-- Problem to solve --
Transcribe the passage below on the exclusivity of Title VII in full, reproducing every word and citation without change.

-- Document --
Brown itself makes clear that explicit legislative intent is controlling. In holding Title VII the exclusive remedy for federal employment discrimination, the Court distinguished a prior ruling that a private employee is not limited to Title VII. Johnson v. Railway Express Agency, 421 U.S. 454, 95 S.Ct. 1716, 44 L.Ed.2d 295 (1975). In Johnson the Court had held that Congress intended not to deprive private employees of alternative remedies previously available to them. "`The legislative history of Title VII manifests a congressional intent to allow an individual to pursue independently his rights under both Title VII and other applicable state and federal statutes.'" Id. at 459, 95 S.Ct. at 1719, quoting Alexander v. Gardner-Denver Co., 415 U.S. 36, 48, 94 S.Ct. 1011, 1019, 39 L.Ed.2d 147 (1974). Because there is an equally clear expression of congressional intent with regard to the legislation at issue here, as it affects state employment, this case is governed by Johnson rather than Brown.

Further, I think it not significant that the proof offered to support both a Title VII claim and a non-Title VII claim may be identical. Unlike the district court in Torres v. Wis. Dept. of Health and Social Services, 592 F.Supp. 922 (E.D.Wis.1984), I reject the view that when the claim asserted can be brought under Title VII as well as under another label, Title VII is the exclusive remedy. Congress recognized Title VII provided remedies coextensive with other forms of relief, such as those available under 42 U.S.C. § 1981. H.R.Rep. No. 238, supra, at 2154. Also, I find no indication in case law that the exclusivity of Title VII turns on whether the claim could be brought solely under Title VII. Hence I conclude that plaintiff is not limited to Title VII in her quest for relief from alleged discrimination in state employment.

Spatial annotation records
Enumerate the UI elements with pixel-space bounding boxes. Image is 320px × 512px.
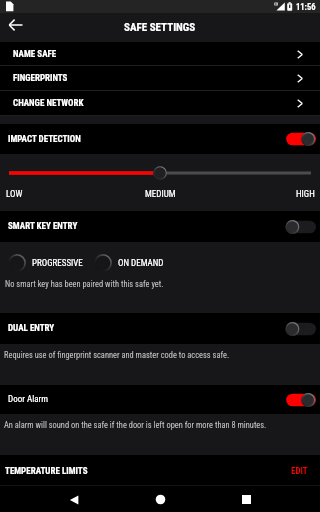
staticText: ON DEMAND <box>118 258 164 269</box>
staticText: Requires use of fingerprint scanner and … <box>4 350 230 360</box>
button[interactable]: CHANGE NETWORK <box>0 91 320 116</box>
staticText: DUAL ENTRY <box>8 323 55 334</box>
button[interactable]: IMPACT DETECTION <box>0 124 320 154</box>
button[interactable]: PROGRESSIVE <box>7 253 83 273</box>
staticText: An alarm will sound on the safe if the d… <box>4 420 267 430</box>
staticText: 11:56 <box>296 2 316 12</box>
staticText: IMPACT DETECTION <box>8 134 81 145</box>
button[interactable]: Back <box>54 485 94 512</box>
button[interactable]: Home <box>140 485 180 512</box>
button[interactable]: Switch off <box>284 320 316 338</box>
button[interactable]: ON DEMAND <box>93 253 164 273</box>
staticText: CHANGE NETWORK <box>13 98 84 109</box>
button[interactable]: Switch on <box>284 130 316 148</box>
staticText: SMART KEY ENTRY <box>8 221 78 232</box>
button[interactable]: EDIT <box>279 460 320 483</box>
button[interactable]: Switch off <box>284 218 316 236</box>
button[interactable]: Back <box>4 14 26 36</box>
staticText: NAME SAFE <box>13 49 57 60</box>
staticText: LOW <box>6 189 23 200</box>
button[interactable]: FINGERPRINTS <box>0 66 320 91</box>
button[interactable]: NAME SAFE <box>0 42 320 66</box>
staticText: SAFE SETTINGS <box>124 21 196 34</box>
staticText: HIGH <box>296 189 315 200</box>
staticText: PROGRESSIVE <box>32 258 83 269</box>
staticText: No smart key has been paired with this s… <box>5 279 164 289</box>
staticText: Door Alarm <box>8 394 49 405</box>
button[interactable]: SMART KEY ENTRY <box>0 211 320 242</box>
button[interactable]: Switch on <box>284 391 316 409</box>
button[interactable]: Recents <box>226 485 266 512</box>
staticText: MEDIUM <box>145 189 176 200</box>
staticText: TEMPERATURE LIMITS <box>5 466 88 477</box>
button[interactable]: TEMPERATURE LIMITS <box>0 455 320 485</box>
staticText: FINGERPRINTS <box>13 73 68 84</box>
button[interactable]: DUAL ENTRY <box>0 313 320 344</box>
button[interactable]: Door Alarm <box>0 385 320 414</box>
staticText: EDIT <box>291 466 308 477</box>
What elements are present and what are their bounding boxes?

-- Full response --
Brown itself makes clear that explicit legislative intent is controlling. In holding Title VII the exclusive remedy for federal employment discrimination, the Court distinguished a prior ruling that a private employee is not limited to Title VII. Johnson v. Railway Express Agency, 421 U.S. 454, 95 S.Ct. 1716, 44 L.Ed.2d 295 (1975). In Johnson the Court had held that Congress intended not to deprive private employees of alternative remedies previously available to them. "`The legislative history of Title VII manifests a congressional intent to allow an individual to pursue independently his rights under both Title VII and other applicable state and federal statutes.'" Id. at 459, 95 S.Ct. at 1719, quoting Alexander v. Gardner-Denver Co., 415 U.S. 36, 48, 94 S.Ct. 1011, 1019, 39 L.Ed.2d 147 (1974). Because there is an equally clear expression of congressional intent with regard to the legislation at issue here, as it affects state employment, this case is governed by Johnson rather than Brown.

Further, I think it not significant that the proof offered to support both a Title VII claim and a non-Title VII claim may be identical. Unlike the district court in Torres v. Wis. Dept. of Health and Social Services, 592 F.Supp. 922 (E.D.Wis.1984), I reject the view that when the claim asserted can be brought under Title VII as well as under another label, Title VII is the exclusive remedy. Congress recognized Title VII provided remedies coextensive with other forms of relief, such as those available under 42 U.S.C. § 1981. H.R.Rep. No. 238, supra, at 2154. Also, I find no indication in case law that the exclusivity of Title VII turns on whether the claim could be brought solely under Title VII. Hence I conclude that plaintiff is not limited to Title VII in her quest for relief from alleged discrimination in state employment.